> Aim of the exercise
Take every line where the string "leveraging" appears and copy it.

> Data for this exercise
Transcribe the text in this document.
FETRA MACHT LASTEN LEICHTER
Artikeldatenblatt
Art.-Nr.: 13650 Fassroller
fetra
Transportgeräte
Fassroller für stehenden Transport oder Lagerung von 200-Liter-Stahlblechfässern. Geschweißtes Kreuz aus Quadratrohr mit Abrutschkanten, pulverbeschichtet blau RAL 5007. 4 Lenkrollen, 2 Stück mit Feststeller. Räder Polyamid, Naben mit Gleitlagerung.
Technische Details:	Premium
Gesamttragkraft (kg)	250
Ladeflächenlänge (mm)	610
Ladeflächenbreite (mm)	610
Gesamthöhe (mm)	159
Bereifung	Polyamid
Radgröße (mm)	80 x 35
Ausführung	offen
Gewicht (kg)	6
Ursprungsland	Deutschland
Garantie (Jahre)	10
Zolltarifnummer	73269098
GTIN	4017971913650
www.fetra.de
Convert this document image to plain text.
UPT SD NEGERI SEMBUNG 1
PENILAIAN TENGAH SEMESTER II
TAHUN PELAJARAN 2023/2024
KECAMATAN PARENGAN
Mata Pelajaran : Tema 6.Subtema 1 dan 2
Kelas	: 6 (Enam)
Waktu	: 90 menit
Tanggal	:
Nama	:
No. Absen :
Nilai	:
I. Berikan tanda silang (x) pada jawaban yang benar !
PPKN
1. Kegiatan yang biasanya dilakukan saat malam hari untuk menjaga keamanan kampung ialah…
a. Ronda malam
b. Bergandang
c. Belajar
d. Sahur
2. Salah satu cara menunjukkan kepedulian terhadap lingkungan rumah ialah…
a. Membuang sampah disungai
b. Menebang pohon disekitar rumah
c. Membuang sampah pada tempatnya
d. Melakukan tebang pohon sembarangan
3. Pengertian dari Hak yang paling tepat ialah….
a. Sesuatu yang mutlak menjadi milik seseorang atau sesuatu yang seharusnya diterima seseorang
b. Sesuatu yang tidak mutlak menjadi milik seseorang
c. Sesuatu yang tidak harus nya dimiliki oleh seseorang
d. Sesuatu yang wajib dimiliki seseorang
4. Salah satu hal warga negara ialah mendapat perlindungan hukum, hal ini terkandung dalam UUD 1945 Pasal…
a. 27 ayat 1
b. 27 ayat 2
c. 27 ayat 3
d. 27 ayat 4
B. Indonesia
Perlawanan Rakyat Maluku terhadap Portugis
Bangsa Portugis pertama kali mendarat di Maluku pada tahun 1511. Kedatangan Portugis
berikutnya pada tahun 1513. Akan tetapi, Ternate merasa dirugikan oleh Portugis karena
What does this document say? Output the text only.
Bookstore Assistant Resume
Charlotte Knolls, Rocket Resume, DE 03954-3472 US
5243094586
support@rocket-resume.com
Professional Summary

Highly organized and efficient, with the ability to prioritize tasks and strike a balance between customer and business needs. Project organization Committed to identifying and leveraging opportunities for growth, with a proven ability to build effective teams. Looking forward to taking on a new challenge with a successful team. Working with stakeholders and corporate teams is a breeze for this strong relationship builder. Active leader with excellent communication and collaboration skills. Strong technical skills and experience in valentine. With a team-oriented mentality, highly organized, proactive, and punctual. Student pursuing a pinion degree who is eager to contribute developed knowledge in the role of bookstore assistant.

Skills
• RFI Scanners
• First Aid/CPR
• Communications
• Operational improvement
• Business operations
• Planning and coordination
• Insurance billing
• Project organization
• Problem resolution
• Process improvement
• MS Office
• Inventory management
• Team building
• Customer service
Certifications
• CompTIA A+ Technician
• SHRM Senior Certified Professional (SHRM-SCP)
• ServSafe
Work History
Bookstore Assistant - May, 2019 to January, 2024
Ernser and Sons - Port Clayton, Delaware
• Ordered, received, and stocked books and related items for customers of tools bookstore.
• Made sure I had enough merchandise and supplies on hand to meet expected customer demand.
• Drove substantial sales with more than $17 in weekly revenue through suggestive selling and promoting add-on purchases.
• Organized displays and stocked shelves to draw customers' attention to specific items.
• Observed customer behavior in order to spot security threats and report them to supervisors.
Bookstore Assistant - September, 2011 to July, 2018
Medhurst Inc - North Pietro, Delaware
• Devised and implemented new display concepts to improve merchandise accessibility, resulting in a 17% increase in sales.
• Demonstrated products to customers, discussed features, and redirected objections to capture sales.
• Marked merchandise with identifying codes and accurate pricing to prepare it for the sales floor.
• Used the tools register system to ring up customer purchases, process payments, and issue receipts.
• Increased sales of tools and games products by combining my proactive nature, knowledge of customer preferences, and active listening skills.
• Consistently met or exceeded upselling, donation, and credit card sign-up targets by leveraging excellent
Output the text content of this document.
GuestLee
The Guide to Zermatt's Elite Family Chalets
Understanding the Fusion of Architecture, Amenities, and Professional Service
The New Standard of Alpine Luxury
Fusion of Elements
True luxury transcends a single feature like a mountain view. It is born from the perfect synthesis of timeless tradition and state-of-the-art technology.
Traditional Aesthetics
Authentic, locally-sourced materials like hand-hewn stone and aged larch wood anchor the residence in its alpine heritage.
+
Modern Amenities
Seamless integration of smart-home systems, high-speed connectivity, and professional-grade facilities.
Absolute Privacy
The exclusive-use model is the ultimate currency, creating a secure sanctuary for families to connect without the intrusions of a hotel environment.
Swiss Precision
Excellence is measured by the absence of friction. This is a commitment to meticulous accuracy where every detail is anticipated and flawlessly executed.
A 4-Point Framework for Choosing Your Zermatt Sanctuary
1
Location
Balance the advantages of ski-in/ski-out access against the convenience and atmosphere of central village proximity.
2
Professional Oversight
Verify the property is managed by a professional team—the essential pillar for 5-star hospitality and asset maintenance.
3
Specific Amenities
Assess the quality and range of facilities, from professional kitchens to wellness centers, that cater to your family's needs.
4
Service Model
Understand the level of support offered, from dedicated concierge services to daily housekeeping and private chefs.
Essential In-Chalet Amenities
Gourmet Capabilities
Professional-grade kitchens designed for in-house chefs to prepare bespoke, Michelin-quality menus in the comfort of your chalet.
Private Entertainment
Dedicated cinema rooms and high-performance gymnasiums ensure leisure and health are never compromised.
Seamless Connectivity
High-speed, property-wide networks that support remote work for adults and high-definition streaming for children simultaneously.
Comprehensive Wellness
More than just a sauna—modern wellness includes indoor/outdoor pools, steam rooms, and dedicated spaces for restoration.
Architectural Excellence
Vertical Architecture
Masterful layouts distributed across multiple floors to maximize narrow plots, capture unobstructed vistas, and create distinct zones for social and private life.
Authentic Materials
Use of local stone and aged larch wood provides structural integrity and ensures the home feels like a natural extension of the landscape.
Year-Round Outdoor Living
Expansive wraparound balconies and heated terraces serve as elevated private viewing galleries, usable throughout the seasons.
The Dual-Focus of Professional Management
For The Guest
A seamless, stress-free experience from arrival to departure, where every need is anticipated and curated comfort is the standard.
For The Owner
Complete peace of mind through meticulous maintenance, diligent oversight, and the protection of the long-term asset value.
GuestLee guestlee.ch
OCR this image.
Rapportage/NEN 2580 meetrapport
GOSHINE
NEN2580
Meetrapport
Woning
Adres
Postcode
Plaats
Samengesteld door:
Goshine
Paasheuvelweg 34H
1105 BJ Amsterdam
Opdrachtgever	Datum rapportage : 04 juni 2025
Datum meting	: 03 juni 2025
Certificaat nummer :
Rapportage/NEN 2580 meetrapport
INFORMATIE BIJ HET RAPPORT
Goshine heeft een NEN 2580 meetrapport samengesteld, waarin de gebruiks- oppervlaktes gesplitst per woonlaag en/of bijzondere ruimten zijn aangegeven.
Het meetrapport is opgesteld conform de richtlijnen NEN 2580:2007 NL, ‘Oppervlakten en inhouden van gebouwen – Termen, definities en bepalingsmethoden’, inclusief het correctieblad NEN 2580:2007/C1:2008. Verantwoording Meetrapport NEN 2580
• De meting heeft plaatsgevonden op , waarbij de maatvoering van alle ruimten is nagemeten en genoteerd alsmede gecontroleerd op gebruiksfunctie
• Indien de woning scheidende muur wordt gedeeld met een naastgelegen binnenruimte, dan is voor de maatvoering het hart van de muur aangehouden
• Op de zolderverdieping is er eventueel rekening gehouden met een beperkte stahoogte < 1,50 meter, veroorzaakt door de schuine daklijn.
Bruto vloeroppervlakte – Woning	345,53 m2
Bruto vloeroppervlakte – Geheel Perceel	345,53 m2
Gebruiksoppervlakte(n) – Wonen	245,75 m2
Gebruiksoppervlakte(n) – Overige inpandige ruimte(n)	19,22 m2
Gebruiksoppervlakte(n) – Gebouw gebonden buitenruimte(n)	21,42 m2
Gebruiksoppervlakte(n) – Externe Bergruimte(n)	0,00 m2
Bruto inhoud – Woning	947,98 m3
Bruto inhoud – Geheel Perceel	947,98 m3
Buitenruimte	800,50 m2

> Complete response
Highly organized and efficient, with the ability to prioritize tasks and strike a balance between customer and business needs. Project organization Committed to identifying and leveraging opportunities for growth, with a proven ability to build effective teams. Looking forward to taking on a new challenge with a successful team. Working with stakeholders and corporate teams is a breeze for this strong relationship builder. Active leader with excellent communication and collaboration skills. Strong technical skills and experience in valentine. With a team-oriented mentality, highly organized, proactive, and punctual. Student pursuing a pinion degree who is eager to contribute developed knowledge in the role of bookstore assistant.
• Consistently met or exceeded upselling, donation, and credit card sign-up targets by leveraging excellent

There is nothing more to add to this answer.